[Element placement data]

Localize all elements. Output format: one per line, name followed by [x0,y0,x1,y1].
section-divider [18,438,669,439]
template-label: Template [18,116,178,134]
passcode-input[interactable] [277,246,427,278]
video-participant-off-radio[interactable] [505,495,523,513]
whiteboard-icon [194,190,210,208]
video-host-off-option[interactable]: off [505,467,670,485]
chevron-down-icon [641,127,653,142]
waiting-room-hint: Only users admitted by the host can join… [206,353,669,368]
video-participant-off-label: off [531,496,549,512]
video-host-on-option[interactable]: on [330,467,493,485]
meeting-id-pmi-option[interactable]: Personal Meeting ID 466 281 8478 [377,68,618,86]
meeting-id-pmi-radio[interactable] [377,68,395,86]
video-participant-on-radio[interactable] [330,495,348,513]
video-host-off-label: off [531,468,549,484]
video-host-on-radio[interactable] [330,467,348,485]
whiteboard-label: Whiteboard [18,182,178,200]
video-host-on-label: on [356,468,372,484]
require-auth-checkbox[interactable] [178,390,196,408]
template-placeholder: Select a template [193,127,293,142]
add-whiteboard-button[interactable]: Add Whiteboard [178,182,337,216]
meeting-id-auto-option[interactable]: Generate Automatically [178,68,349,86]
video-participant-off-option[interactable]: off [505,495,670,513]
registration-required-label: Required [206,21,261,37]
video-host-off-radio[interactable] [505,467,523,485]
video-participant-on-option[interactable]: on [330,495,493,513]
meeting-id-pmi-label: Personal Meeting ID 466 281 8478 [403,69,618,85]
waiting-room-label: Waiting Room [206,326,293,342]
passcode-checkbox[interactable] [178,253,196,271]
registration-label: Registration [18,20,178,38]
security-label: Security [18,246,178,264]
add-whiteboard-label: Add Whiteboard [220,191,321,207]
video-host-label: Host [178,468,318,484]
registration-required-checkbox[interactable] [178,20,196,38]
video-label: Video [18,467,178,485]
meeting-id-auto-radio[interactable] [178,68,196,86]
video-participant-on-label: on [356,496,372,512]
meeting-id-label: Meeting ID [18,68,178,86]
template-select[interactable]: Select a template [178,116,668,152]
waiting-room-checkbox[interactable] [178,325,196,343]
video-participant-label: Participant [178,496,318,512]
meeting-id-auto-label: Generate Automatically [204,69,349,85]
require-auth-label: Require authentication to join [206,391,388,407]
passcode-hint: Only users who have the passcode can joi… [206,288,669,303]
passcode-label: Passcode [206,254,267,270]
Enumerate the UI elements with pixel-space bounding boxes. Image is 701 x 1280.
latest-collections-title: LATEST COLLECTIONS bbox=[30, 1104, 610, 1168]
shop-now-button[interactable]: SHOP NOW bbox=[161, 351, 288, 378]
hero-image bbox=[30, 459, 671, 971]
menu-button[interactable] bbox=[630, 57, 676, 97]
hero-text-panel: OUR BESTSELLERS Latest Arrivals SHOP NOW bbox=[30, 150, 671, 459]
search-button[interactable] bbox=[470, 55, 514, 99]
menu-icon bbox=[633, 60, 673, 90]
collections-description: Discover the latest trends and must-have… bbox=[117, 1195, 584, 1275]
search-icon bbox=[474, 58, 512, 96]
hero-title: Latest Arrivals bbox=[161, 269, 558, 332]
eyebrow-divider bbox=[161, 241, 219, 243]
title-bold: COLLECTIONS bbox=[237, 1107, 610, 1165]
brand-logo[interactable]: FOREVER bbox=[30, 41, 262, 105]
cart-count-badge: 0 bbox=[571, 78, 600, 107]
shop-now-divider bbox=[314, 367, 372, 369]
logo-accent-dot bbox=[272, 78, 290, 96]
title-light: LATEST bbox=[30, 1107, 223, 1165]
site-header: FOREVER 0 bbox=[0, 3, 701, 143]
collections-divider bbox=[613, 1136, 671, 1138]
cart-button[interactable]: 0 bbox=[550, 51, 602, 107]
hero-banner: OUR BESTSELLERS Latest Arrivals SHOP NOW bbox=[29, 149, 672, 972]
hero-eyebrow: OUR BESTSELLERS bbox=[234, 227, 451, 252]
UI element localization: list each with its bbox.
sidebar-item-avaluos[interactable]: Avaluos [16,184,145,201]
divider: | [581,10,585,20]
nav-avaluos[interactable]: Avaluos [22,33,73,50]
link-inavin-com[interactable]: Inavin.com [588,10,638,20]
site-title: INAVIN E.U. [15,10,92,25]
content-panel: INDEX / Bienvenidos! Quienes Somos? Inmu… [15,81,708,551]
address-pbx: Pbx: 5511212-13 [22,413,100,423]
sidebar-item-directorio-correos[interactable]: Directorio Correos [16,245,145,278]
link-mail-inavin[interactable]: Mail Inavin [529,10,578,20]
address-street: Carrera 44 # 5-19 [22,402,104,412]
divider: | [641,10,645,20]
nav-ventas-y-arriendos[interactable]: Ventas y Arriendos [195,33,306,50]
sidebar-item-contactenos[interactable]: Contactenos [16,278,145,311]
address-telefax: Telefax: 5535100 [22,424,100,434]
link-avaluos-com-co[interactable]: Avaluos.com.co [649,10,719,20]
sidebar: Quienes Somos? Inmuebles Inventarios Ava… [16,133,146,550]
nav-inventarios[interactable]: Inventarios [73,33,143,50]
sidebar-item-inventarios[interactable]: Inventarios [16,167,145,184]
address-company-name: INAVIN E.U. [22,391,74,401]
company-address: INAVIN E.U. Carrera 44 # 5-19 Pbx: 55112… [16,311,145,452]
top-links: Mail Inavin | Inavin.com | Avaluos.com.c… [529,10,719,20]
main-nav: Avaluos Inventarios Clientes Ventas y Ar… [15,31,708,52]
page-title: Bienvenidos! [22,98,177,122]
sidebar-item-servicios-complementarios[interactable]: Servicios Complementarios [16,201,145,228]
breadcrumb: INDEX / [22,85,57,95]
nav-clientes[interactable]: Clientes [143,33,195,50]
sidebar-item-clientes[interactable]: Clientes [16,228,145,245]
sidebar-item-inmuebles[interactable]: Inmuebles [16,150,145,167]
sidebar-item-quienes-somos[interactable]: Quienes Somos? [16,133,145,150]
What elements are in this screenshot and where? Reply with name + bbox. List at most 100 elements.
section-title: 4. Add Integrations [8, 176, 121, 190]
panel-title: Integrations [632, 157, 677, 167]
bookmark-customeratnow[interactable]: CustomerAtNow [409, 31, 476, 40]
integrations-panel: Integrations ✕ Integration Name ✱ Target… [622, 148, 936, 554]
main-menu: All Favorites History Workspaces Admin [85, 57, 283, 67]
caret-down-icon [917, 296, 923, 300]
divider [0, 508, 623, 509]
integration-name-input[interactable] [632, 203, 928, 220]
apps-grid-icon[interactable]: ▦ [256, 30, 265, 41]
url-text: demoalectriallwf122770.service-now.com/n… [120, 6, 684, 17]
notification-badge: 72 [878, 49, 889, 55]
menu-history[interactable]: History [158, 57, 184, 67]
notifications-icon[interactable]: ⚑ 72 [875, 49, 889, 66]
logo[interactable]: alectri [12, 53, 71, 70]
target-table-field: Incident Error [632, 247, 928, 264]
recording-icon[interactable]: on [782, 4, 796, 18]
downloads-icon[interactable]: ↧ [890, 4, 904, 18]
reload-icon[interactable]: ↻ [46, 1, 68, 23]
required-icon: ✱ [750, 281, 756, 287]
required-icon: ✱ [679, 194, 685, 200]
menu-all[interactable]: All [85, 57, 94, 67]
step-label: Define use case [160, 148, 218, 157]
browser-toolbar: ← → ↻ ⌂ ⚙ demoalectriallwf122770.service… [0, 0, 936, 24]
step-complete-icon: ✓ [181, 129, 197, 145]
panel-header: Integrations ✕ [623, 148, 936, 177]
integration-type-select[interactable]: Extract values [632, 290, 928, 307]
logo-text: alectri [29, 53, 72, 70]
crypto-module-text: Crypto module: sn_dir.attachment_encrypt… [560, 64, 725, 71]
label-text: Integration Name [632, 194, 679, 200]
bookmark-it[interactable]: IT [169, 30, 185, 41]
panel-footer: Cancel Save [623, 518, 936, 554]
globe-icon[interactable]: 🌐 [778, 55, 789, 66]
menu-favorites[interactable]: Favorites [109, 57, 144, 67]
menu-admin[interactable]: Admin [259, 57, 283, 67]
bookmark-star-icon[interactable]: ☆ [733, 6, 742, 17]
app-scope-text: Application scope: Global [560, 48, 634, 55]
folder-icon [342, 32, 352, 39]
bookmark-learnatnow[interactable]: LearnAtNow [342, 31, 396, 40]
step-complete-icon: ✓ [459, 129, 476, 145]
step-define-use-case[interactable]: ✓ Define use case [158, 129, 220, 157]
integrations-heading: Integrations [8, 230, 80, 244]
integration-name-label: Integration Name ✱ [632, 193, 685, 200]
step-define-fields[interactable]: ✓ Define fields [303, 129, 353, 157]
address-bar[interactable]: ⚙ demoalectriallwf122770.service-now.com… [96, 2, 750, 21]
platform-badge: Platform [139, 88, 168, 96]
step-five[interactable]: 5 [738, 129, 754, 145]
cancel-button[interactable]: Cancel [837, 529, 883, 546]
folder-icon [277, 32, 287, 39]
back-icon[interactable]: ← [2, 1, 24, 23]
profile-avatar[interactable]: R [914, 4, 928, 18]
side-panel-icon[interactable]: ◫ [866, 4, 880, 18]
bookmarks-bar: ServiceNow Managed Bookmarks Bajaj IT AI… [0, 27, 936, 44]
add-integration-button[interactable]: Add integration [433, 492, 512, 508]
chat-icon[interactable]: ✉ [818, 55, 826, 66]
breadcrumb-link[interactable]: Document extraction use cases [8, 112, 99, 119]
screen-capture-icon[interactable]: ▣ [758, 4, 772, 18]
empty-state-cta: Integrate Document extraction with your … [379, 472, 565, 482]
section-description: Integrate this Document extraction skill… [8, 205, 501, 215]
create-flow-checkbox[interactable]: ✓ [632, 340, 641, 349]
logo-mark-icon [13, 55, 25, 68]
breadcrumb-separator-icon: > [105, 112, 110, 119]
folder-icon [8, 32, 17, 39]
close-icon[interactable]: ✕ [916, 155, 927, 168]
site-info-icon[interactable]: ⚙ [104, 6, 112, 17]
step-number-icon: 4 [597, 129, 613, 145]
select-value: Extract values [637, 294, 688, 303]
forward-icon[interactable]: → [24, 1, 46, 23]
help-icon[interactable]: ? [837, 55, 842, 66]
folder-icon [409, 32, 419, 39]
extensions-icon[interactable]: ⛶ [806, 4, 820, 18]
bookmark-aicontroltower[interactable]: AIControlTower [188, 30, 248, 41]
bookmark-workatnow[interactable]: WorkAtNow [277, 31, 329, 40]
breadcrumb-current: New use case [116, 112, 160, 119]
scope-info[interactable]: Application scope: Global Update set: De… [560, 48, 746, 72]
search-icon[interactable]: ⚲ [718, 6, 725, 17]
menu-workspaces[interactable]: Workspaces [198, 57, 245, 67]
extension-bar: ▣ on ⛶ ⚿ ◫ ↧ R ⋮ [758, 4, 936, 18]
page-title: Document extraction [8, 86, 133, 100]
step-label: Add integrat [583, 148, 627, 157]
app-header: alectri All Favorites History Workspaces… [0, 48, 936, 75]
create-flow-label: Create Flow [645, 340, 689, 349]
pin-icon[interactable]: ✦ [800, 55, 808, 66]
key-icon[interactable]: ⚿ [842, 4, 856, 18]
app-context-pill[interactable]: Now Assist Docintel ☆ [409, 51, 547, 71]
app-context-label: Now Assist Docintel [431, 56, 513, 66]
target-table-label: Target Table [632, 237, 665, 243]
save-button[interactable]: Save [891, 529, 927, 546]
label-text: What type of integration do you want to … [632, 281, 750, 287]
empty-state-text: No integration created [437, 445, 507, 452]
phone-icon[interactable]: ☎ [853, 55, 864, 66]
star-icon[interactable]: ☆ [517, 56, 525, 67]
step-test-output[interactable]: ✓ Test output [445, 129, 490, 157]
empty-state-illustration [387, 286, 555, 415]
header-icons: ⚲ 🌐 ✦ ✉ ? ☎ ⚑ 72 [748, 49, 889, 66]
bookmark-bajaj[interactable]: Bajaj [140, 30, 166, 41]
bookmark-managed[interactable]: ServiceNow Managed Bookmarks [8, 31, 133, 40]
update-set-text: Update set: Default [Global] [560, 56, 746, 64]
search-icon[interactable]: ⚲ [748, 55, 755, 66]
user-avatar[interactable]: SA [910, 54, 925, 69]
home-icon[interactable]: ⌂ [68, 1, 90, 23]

**Aim**
Copy out the lines of the entries from the start through the line that contains "meeting-id-auto-radio[interactable] [178,68,196,86]", both ends included, keeping each line as it appears.

**Result**
Localize all elements. Output format: one per line, name followed by [x0,y0,x1,y1].
section-divider [18,438,669,439]
template-label: Template [18,116,178,134]
passcode-input[interactable] [277,246,427,278]
video-participant-off-radio[interactable] [505,495,523,513]
whiteboard-icon [194,190,210,208]
video-host-off-option[interactable]: off [505,467,670,485]
chevron-down-icon [641,127,653,142]
waiting-room-hint: Only users admitted by the host can join… [206,353,669,368]
video-participant-off-label: off [531,496,549,512]
video-host-on-option[interactable]: on [330,467,493,485]
meeting-id-pmi-option[interactable]: Personal Meeting ID 466 281 8478 [377,68,618,86]
meeting-id-pmi-radio[interactable] [377,68,395,86]
video-participant-on-radio[interactable] [330,495,348,513]
video-host-off-label: off [531,468,549,484]
video-host-on-radio[interactable] [330,467,348,485]
whiteboard-label: Whiteboard [18,182,178,200]
video-host-on-label: on [356,468,372,484]
require-auth-checkbox[interactable] [178,390,196,408]
template-placeholder: Select a template [193,127,293,142]
add-whiteboard-button[interactable]: Add Whiteboard [178,182,337,216]
meeting-id-auto-option[interactable]: Generate Automatically [178,68,349,86]
video-participant-off-option[interactable]: off [505,495,670,513]
registration-required-label: Required [206,21,261,37]
video-host-off-radio[interactable] [505,467,523,485]
video-participant-on-option[interactable]: on [330,495,493,513]
meeting-id-pmi-label: Personal Meeting ID 466 281 8478 [403,69,618,85]
waiting-room-label: Waiting Room [206,326,293,342]
passcode-checkbox[interactable] [178,253,196,271]
registration-label: Registration [18,20,178,38]
security-label: Security [18,246,178,264]
add-whiteboard-label: Add Whiteboard [220,191,321,207]
video-host-label: Host [178,468,318,484]
registration-required-checkbox[interactable] [178,20,196,38]
video-label: Video [18,467,178,485]
meeting-id-auto-radio[interactable] [178,68,196,86]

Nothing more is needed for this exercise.